-- START OF ITEMS --

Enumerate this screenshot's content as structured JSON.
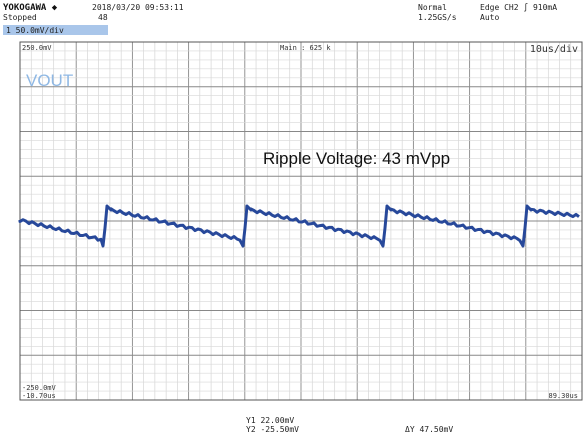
{
  "header": {
    "brand": "YOKOGAWA ◆",
    "timestamp": "2018/03/20 09:53:11",
    "status": "Stopped",
    "record": "48",
    "mode": "Normal",
    "sample_rate": "1.25GS/s",
    "trigger": "Edge CH2 ∫ 910mA",
    "trigger_mode": "Auto",
    "channel": "1  50.0mV/div"
  },
  "screen": {
    "top_level": "250.0mV",
    "zoom": "Main : 625 k",
    "timebase": "10us/div",
    "label": "VOUT",
    "annotation": "Ripple Voltage: 43 mVpp",
    "bottom_level": "-250.0mV",
    "start_time": "-10.70us",
    "end_time": "89.30us"
  },
  "cursors": {
    "y1": "Y1  22.00mV",
    "y2": "Y2 -25.50mV",
    "delta": "ΔY  47.50mV"
  }
}
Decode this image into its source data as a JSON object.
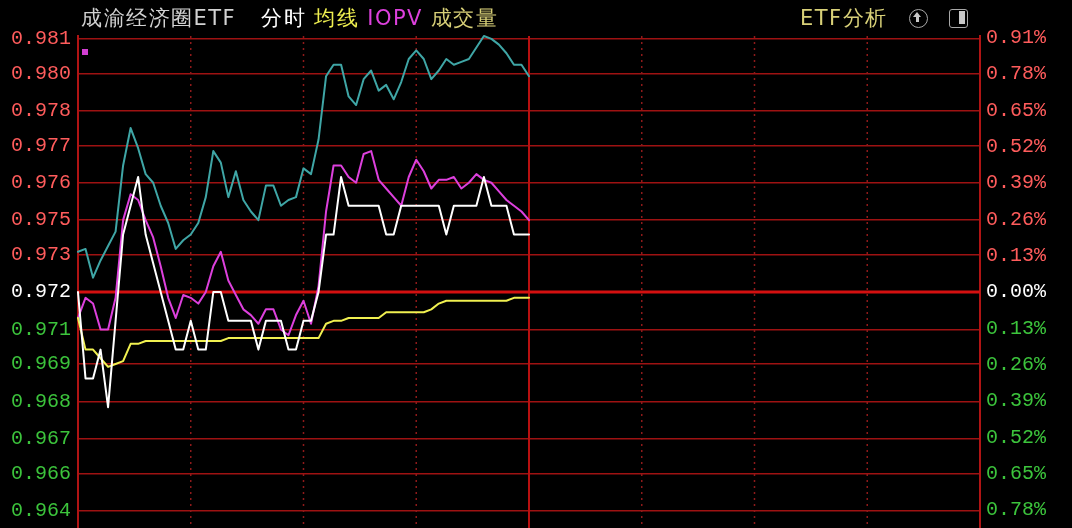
{
  "chart_data": {
    "type": "line",
    "title": "成渝经济圈ETF",
    "subtitle": "分时",
    "annotations": [
      "成交量",
      "ETF分析"
    ],
    "categories": [
      null,
      null,
      null,
      null,
      null,
      null,
      null,
      null,
      null,
      null,
      null,
      null,
      null,
      null,
      null,
      null,
      null,
      null,
      null,
      null,
      null,
      null,
      null,
      null,
      null,
      null,
      null,
      null,
      null,
      null,
      null,
      null,
      null,
      null,
      null,
      null,
      null,
      null,
      null,
      null,
      null,
      null,
      null,
      null,
      null,
      null,
      null,
      null,
      null,
      null,
      null,
      null,
      null,
      null,
      null,
      null,
      null,
      null,
      null,
      null,
      null,
      null,
      null,
      null,
      null,
      null,
      null,
      null,
      null,
      null,
      null,
      null,
      null,
      null,
      null,
      null,
      null,
      null,
      null,
      null,
      null,
      null,
      null,
      null,
      null,
      null,
      null,
      null,
      null,
      null,
      null,
      null,
      null,
      null,
      null,
      null,
      null,
      null,
      null,
      null,
      null,
      null,
      null,
      null,
      null,
      null,
      null,
      null,
      null,
      null,
      null,
      null,
      null,
      null,
      null,
      null,
      null,
      null,
      null,
      null,
      null
    ],
    "series": [
      {
        "color": "#ffffff",
        "values": [
          0.972,
          0.969,
          0.969,
          0.97,
          0.968,
          0.971,
          0.974,
          0.975,
          0.976,
          0.974,
          0.973,
          0.972,
          0.971,
          0.97,
          0.97,
          0.971,
          0.97,
          0.97,
          0.972,
          0.972,
          0.971,
          0.971,
          0.971,
          0.971,
          0.97,
          0.971,
          0.971,
          0.971,
          0.97,
          0.97,
          0.971,
          0.971,
          0.972,
          0.974,
          0.974,
          0.976,
          0.975,
          0.975,
          0.975,
          0.975,
          0.975,
          0.974,
          0.974,
          0.975,
          0.975,
          0.975,
          0.975,
          0.975,
          0.975,
          0.974,
          0.975,
          0.975,
          0.975,
          0.975,
          0.976,
          0.975,
          0.975,
          0.975,
          0.974,
          0.974,
          0.974,
          null,
          null,
          null,
          null,
          null,
          null,
          null,
          null,
          null,
          null,
          null,
          null,
          null,
          null,
          null,
          null,
          null,
          null,
          null,
          null,
          null,
          null,
          null,
          null,
          null,
          null,
          null,
          null,
          null,
          null,
          null,
          null,
          null,
          null,
          null,
          null,
          null,
          null,
          null,
          null,
          null,
          null,
          null,
          null,
          null,
          null,
          null,
          null,
          null,
          null,
          null,
          null,
          null,
          null,
          null,
          null,
          null,
          null,
          null,
          null
        ]
      },
      {
        "name": "均线",
        "color": "#f0f050",
        "values": [
          0.9711,
          0.97,
          0.97,
          0.9697,
          0.9694,
          0.9695,
          0.9696,
          0.9702,
          0.9702,
          0.9703,
          0.9703,
          0.9703,
          0.9703,
          0.9703,
          0.9703,
          0.9703,
          0.9703,
          0.9703,
          0.9703,
          0.9703,
          0.9704,
          0.9704,
          0.9704,
          0.9704,
          0.9704,
          0.9704,
          0.9704,
          0.9704,
          0.9704,
          0.9704,
          0.9704,
          0.9704,
          0.9704,
          0.9709,
          0.971,
          0.971,
          0.9711,
          0.9711,
          0.9711,
          0.9711,
          0.9711,
          0.9713,
          0.9713,
          0.9713,
          0.9713,
          0.9713,
          0.9713,
          0.9714,
          0.9716,
          0.9717,
          0.9717,
          0.9717,
          0.9717,
          0.9717,
          0.9717,
          0.9717,
          0.9717,
          0.9717,
          0.9718,
          0.9718,
          0.9718,
          null,
          null,
          null,
          null,
          null,
          null,
          null,
          null,
          null,
          null,
          null,
          null,
          null,
          null,
          null,
          null,
          null,
          null,
          null,
          null,
          null,
          null,
          null,
          null,
          null,
          null,
          null,
          null,
          null,
          null,
          null,
          null,
          null,
          null,
          null,
          null,
          null,
          null,
          null,
          null,
          null,
          null,
          null,
          null,
          null,
          null,
          null,
          null,
          null,
          null,
          null,
          null,
          null,
          null,
          null,
          null,
          null,
          null,
          null,
          null
        ]
      },
      {
        "name": "IOPV",
        "color": "#dd40dd",
        "values": [
          0.9711,
          0.9718,
          0.9716,
          0.9707,
          0.9707,
          0.9718,
          0.9745,
          0.9754,
          0.9752,
          0.9745,
          0.9739,
          0.9729,
          0.9718,
          0.9711,
          0.9719,
          0.9718,
          0.9716,
          0.972,
          0.9729,
          0.9734,
          0.9724,
          0.9719,
          0.9714,
          0.9712,
          0.9709,
          0.9714,
          0.9714,
          0.9707,
          0.9705,
          0.9712,
          0.9717,
          0.9709,
          0.9722,
          0.9748,
          0.9764,
          0.9764,
          0.976,
          0.9758,
          0.9768,
          0.9769,
          0.9759,
          0.9756,
          0.9753,
          0.975,
          0.976,
          0.9766,
          0.9762,
          0.9756,
          0.9759,
          0.9759,
          0.976,
          0.9756,
          0.9758,
          0.9761,
          0.9759,
          0.9758,
          0.9755,
          0.9752,
          0.975,
          0.9748,
          0.9745,
          null,
          null,
          null,
          null,
          null,
          null,
          null,
          null,
          null,
          null,
          null,
          null,
          null,
          null,
          null,
          null,
          null,
          null,
          null,
          null,
          null,
          null,
          null,
          null,
          null,
          null,
          null,
          null,
          null,
          null,
          null,
          null,
          null,
          null,
          null,
          null,
          null,
          null,
          null,
          null,
          null,
          null,
          null,
          null,
          null,
          null,
          null,
          null,
          null,
          null,
          null,
          null,
          null,
          null,
          null,
          null,
          null,
          null,
          null,
          null
        ]
      },
      {
        "color": "#3fa6a6",
        "values": [
          0.9734,
          0.9735,
          0.9725,
          0.9731,
          0.9736,
          0.9741,
          0.9764,
          0.9777,
          0.977,
          0.9761,
          0.9758,
          0.975,
          0.9744,
          0.9735,
          0.9738,
          0.974,
          0.9744,
          0.9753,
          0.9769,
          0.9765,
          0.9753,
          0.9762,
          0.9752,
          0.9748,
          0.9745,
          0.9757,
          0.9757,
          0.975,
          0.9752,
          0.9753,
          0.9763,
          0.9761,
          0.9773,
          0.9795,
          0.9799,
          0.9799,
          0.9788,
          0.9785,
          0.9794,
          0.9797,
          0.979,
          0.9792,
          0.9787,
          0.9793,
          0.9801,
          0.9804,
          0.9801,
          0.9794,
          0.9797,
          0.9801,
          0.9799,
          0.98,
          0.9801,
          0.9805,
          0.9809,
          0.9808,
          0.9806,
          0.9803,
          0.9799,
          0.9799,
          0.9795,
          null,
          null,
          null,
          null,
          null,
          null,
          null,
          null,
          null,
          null,
          null,
          null,
          null,
          null,
          null,
          null,
          null,
          null,
          null,
          null,
          null,
          null,
          null,
          null,
          null,
          null,
          null,
          null,
          null,
          null,
          null,
          null,
          null,
          null,
          null,
          null,
          null,
          null,
          null,
          null,
          null,
          null,
          null,
          null,
          null,
          null,
          null,
          null,
          null,
          null,
          null,
          null,
          null,
          null,
          null,
          null,
          null,
          null,
          null,
          null
        ]
      }
    ],
    "ylim": [
      0.9638,
      0.9809
    ],
    "yticks": [
      {
        "value": 0.9644,
        "label": "0.964"
      },
      {
        "value": 0.9657,
        "label": "0.966"
      },
      {
        "value": 0.9669,
        "label": "0.967"
      },
      {
        "value": 0.9682,
        "label": "0.968"
      },
      {
        "value": 0.9695,
        "label": "0.969"
      },
      {
        "value": 0.9707,
        "label": "0.971"
      },
      0.972,
      {
        "value": 0.9733,
        "label": "0.973"
      },
      {
        "value": 0.9745,
        "label": "0.975"
      },
      {
        "value": 0.9758,
        "label": "0.976"
      },
      {
        "value": 0.9771,
        "label": "0.977"
      },
      {
        "value": 0.9783,
        "label": "0.978"
      },
      {
        "value": 0.9796,
        "label": "0.980"
      },
      {
        "value": 0.9808,
        "label": "0.981"
      }
    ],
    "y2lim": [
      -0.844,
      0.916
    ],
    "y2ticks": [
      {
        "value": -0.78,
        "label": "0.78%"
      },
      {
        "value": -0.65,
        "label": "0.65%"
      },
      {
        "value": -0.52,
        "label": "0.52%"
      },
      {
        "value": -0.39,
        "label": "0.39%"
      },
      {
        "value": -0.26,
        "label": "0.26%"
      },
      {
        "value": -0.13,
        "label": "0.13%"
      },
      {
        "value": 0,
        "label": "0.00%"
      },
      {
        "value": 0.13,
        "label": "0.13%"
      },
      {
        "value": 0.26,
        "label": "0.26%"
      },
      {
        "value": 0.39,
        "label": "0.39%"
      },
      {
        "value": 0.52,
        "label": "0.52%"
      },
      {
        "value": 0.65,
        "label": "0.65%"
      },
      {
        "value": 0.78,
        "label": "0.78%"
      },
      {
        "value": 0.91,
        "label": "0.91%"
      }
    ],
    "ref_lines": [
      {
        "axis": "y",
        "value": 0.972,
        "color": "#d41010"
      }
    ],
    "grid": true,
    "legend": "top left",
    "tick_labels": "y"
  }
}
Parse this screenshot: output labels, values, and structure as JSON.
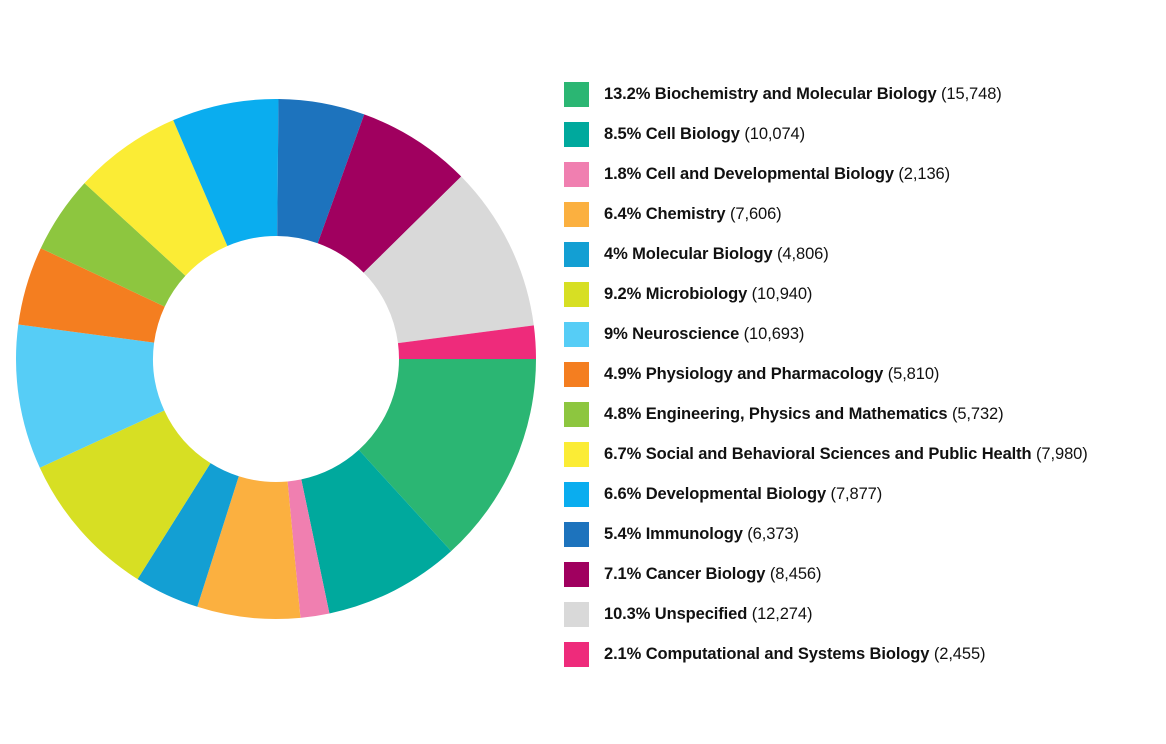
{
  "chart_data": {
    "type": "pie",
    "title": "",
    "legend_position": "right",
    "slices": [
      {
        "label": "Biochemistry and Molecular Biology",
        "percent_label": "13.2%",
        "count_label": "(15,748)",
        "value": 15748,
        "color": "#2bb673"
      },
      {
        "label": "Cell Biology",
        "percent_label": "8.5%",
        "count_label": "(10,074)",
        "value": 10074,
        "color": "#00a99d"
      },
      {
        "label": "Cell and Developmental Biology",
        "percent_label": "1.8%",
        "count_label": "(2,136)",
        "value": 2136,
        "color": "#f07fb0"
      },
      {
        "label": "Chemistry",
        "percent_label": "6.4%",
        "count_label": "(7,606)",
        "value": 7606,
        "color": "#fbb040"
      },
      {
        "label": "Molecular Biology",
        "percent_label": "4%",
        "count_label": "(4,806)",
        "value": 4806,
        "color": "#139fd3"
      },
      {
        "label": "Microbiology",
        "percent_label": "9.2%",
        "count_label": "(10,940)",
        "value": 10940,
        "color": "#d7df23"
      },
      {
        "label": "Neuroscience",
        "percent_label": "9%",
        "count_label": "(10,693)",
        "value": 10693,
        "color": "#56cdf6"
      },
      {
        "label": "Physiology and Pharmacology",
        "percent_label": "4.9%",
        "count_label": "(5,810)",
        "value": 5810,
        "color": "#f47e20"
      },
      {
        "label": "Engineering, Physics and Mathematics",
        "percent_label": "4.8%",
        "count_label": "(5,732)",
        "value": 5732,
        "color": "#8dc63f"
      },
      {
        "label": "Social and Behavioral Sciences and Public Health",
        "percent_label": "6.7%",
        "count_label": "(7,980)",
        "value": 7980,
        "color": "#fbec35"
      },
      {
        "label": "Developmental Biology",
        "percent_label": "6.6%",
        "count_label": "(7,877)",
        "value": 7877,
        "color": "#0aadef"
      },
      {
        "label": "Immunology",
        "percent_label": "5.4%",
        "count_label": "(6,373)",
        "value": 6373,
        "color": "#1d73bd"
      },
      {
        "label": "Cancer Biology",
        "percent_label": "7.1%",
        "count_label": "(8,456)",
        "value": 8456,
        "color": "#a0005f"
      },
      {
        "label": "Unspecified",
        "percent_label": "10.3%",
        "count_label": "(12,274)",
        "value": 12274,
        "color": "#d9d9d9"
      },
      {
        "label": "Computational and Systems Biology",
        "percent_label": "2.1%",
        "count_label": "(2,455)",
        "value": 2455,
        "color": "#ee2b7b"
      }
    ]
  }
}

-- END OF ITEMS --

**DIRECTION:**
Find each line holding the string "screenshot" and copy it out.

**RESULT OF THIS EXERCISE:**
Enumerate this screenshot's content as structured JSON.
Parse this screenshot: output labels, values, and structure as JSON.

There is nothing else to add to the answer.